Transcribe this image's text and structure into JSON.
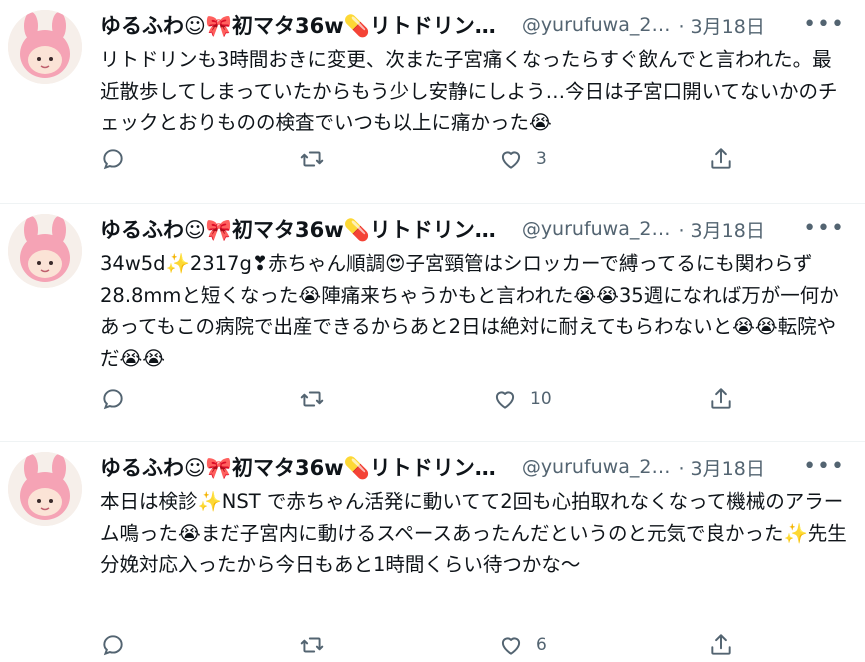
{
  "tweets": [
    {
      "name": "ゆるふわ☺🎀初マタ36w💊リトドリン…",
      "handle": "@yurufuwa_2…",
      "time": "· 3月18日",
      "text": "リトドリンも3時間おきに変更、次また子宮痛くなったらすぐ飲んでと言われた。最近散歩してしまっていたからもう少し安静にしよう…今日は子宮口開いてないかのチェックとおりものの検査でいつも以上に痛かった😭",
      "like_count": "3"
    },
    {
      "name": "ゆるふわ☺🎀初マタ36w💊リトドリン…",
      "handle": "@yurufuwa_2…",
      "time": "· 3月18日",
      "text": "34w5d✨2317g❣赤ちゃん順調😍子宮頸管はシロッカーで縛ってるにも関わらず28.8mmと短くなった😭陣痛来ちゃうかもと言われた😭😭35週になれば万が一何かあってもこの病院で出産できるからあと2日は絶対に耐えてもらわないと😭😭転院やだ😭😭",
      "like_count": "10"
    },
    {
      "name": "ゆるふわ☺🎀初マタ36w💊リトドリン…",
      "handle": "@yurufuwa_2…",
      "time": "· 3月18日",
      "text": "本日は検診✨NST で赤ちゃん活発に動いてて2回も心拍取れなくなって機械のアラーム鳴った😭まだ子宮内に動けるスペースあったんだというのと元気で良かった✨先生分娩対応入ったから今日もあと1時間くらい待つかな〜",
      "like_count": "6"
    }
  ],
  "colors": {
    "text": "#0f1419",
    "secondary": "#536471",
    "divider": "#eff3f4",
    "avatar_pink": "#f5a3b5"
  }
}
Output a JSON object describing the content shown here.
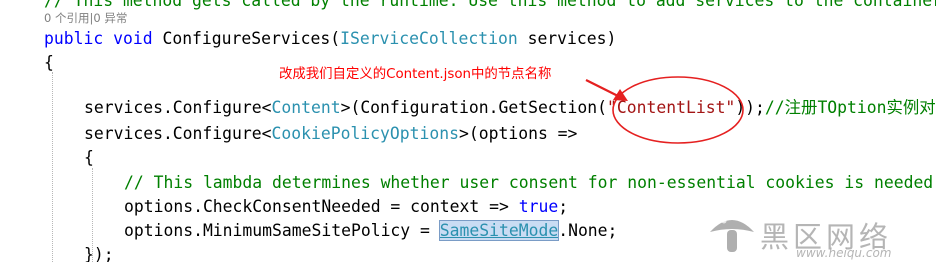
{
  "code": {
    "comment_top": "// This method gets called by the runtime. Use this method to add services to the container.",
    "codelens": "0 个引用|0 异常",
    "line_signature": {
      "kw_public": "public",
      "kw_void": "void",
      "method": "ConfigureServices(",
      "param_type": "IServiceCollection",
      "param_rest": " services)"
    },
    "open_brace": "{",
    "line_configure_content": {
      "prefix": "services.Configure<",
      "type": "Content",
      "mid": ">(Configuration.GetSection(",
      "string": "\"ContentList\"",
      "after": "));",
      "comment": "//注册TOption实例对象"
    },
    "line_configure_cookie": {
      "prefix": "services.Configure<",
      "type": "CookiePolicyOptions",
      "after": ">(options =>"
    },
    "inner_open_brace": "{",
    "lambda_comment": "// This lambda determines whether user consent for non-essential cookies is needed for a given request.",
    "line_consent": {
      "prefix": "options.CheckConsentNeeded = context => ",
      "kw_true": "true",
      "after": ";"
    },
    "line_samesite": {
      "prefix": "options.MinimumSameSitePolicy = ",
      "type": "SameSiteMode",
      "after": ".None;"
    },
    "close_lambda": "});"
  },
  "annotation": {
    "text": "改成我们自定义的Content.json中的节点名称",
    "color": "#ff0000"
  },
  "watermark": {
    "text": "黑区网络",
    "url": "www.heiqu.com"
  },
  "colors": {
    "keyword": "#0000ff",
    "type": "#2b91af",
    "comment": "#008000",
    "string": "#a31515",
    "annotation": "#ff0000"
  }
}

****************************************

> Given problem: Write out the entries above verbatim; the pictures do not belong in your copy.

> Final answer:
Transcribe this image's text and structure into JSON.
{
  "tweets": [
    {
      "name": "ゆるふわ☺🎀初マタ36w💊リトドリン…",
      "handle": "@yurufuwa_2…",
      "time": "· 3月18日",
      "text": "リトドリンも3時間おきに変更、次また子宮痛くなったらすぐ飲んでと言われた。最近散歩してしまっていたからもう少し安静にしよう…今日は子宮口開いてないかのチェックとおりものの検査でいつも以上に痛かった😭",
      "like_count": "3"
    },
    {
      "name": "ゆるふわ☺🎀初マタ36w💊リトドリン…",
      "handle": "@yurufuwa_2…",
      "time": "· 3月18日",
      "text": "34w5d✨2317g❣赤ちゃん順調😍子宮頸管はシロッカーで縛ってるにも関わらず28.8mmと短くなった😭陣痛来ちゃうかもと言われた😭😭35週になれば万が一何かあってもこの病院で出産できるからあと2日は絶対に耐えてもらわないと😭😭転院やだ😭😭",
      "like_count": "10"
    },
    {
      "name": "ゆるふわ☺🎀初マタ36w💊リトドリン…",
      "handle": "@yurufuwa_2…",
      "time": "· 3月18日",
      "text": "本日は検診✨NST で赤ちゃん活発に動いてて2回も心拍取れなくなって機械のアラーム鳴った😭まだ子宮内に動けるスペースあったんだというのと元気で良かった✨先生分娩対応入ったから今日もあと1時間くらい待つかな〜",
      "like_count": "6"
    }
  ],
  "colors": {
    "text": "#0f1419",
    "secondary": "#536471",
    "divider": "#eff3f4",
    "avatar_pink": "#f5a3b5"
  }
}
Output a JSON object describing the content shown here.
{
  "code": {
    "comment_top": "// This method gets called by the runtime. Use this method to add services to the container.",
    "codelens": "0 个引用|0 异常",
    "line_signature": {
      "kw_public": "public",
      "kw_void": "void",
      "method": "ConfigureServices(",
      "param_type": "IServiceCollection",
      "param_rest": " services)"
    },
    "open_brace": "{",
    "line_configure_content": {
      "prefix": "services.Configure<",
      "type": "Content",
      "mid": ">(Configuration.GetSection(",
      "string": "\"ContentList\"",
      "after": "));",
      "comment": "//注册TOption实例对象"
    },
    "line_configure_cookie": {
      "prefix": "services.Configure<",
      "type": "CookiePolicyOptions",
      "after": ">(options =>"
    },
    "inner_open_brace": "{",
    "lambda_comment": "// This lambda determines whether user consent for non-essential cookies is needed for a given request.",
    "line_consent": {
      "prefix": "options.CheckConsentNeeded = context => ",
      "kw_true": "true",
      "after": ";"
    },
    "line_samesite": {
      "prefix": "options.MinimumSameSitePolicy = ",
      "type": "SameSiteMode",
      "after": ".None;"
    },
    "close_lambda": "});"
  },
  "annotation": {
    "text": "改成我们自定义的Content.json中的节点名称",
    "color": "#ff0000"
  },
  "watermark": {
    "text": "黑区网络",
    "url": "www.heiqu.com"
  },
  "colors": {
    "keyword": "#0000ff",
    "type": "#2b91af",
    "comment": "#008000",
    "string": "#a31515",
    "annotation": "#ff0000"
  }
}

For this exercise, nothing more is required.